GIVEN TASK ::
All lines in which the word "individual" occurs are to be extracted.

DATA ROWS ::
☆ ☆ ☆

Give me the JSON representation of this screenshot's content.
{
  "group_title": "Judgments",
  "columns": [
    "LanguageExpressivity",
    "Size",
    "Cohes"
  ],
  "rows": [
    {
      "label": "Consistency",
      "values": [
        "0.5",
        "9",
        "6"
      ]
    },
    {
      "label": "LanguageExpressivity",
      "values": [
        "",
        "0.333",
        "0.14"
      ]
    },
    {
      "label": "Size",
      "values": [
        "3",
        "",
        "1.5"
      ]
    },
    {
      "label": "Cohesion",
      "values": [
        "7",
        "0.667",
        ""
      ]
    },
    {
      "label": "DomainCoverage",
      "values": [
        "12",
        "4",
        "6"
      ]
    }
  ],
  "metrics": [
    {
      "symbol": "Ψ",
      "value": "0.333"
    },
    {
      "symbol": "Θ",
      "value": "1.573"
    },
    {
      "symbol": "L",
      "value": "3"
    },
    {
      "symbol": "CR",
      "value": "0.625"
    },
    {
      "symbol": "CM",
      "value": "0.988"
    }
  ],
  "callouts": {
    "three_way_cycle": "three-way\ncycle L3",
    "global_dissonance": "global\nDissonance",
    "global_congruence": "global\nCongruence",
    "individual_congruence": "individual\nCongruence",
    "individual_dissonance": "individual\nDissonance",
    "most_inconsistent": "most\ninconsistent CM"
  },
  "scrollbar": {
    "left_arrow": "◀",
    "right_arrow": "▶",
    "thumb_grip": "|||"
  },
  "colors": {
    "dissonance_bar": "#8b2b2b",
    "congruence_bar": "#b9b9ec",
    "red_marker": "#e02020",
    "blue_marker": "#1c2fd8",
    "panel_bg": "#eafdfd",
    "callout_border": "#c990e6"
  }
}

☆ ☆ ☆

OUTPUT FOR THIS TASK ::
    "individual_congruence": "individual\nCongruence",
    "individual_dissonance": "individual\nDissonance",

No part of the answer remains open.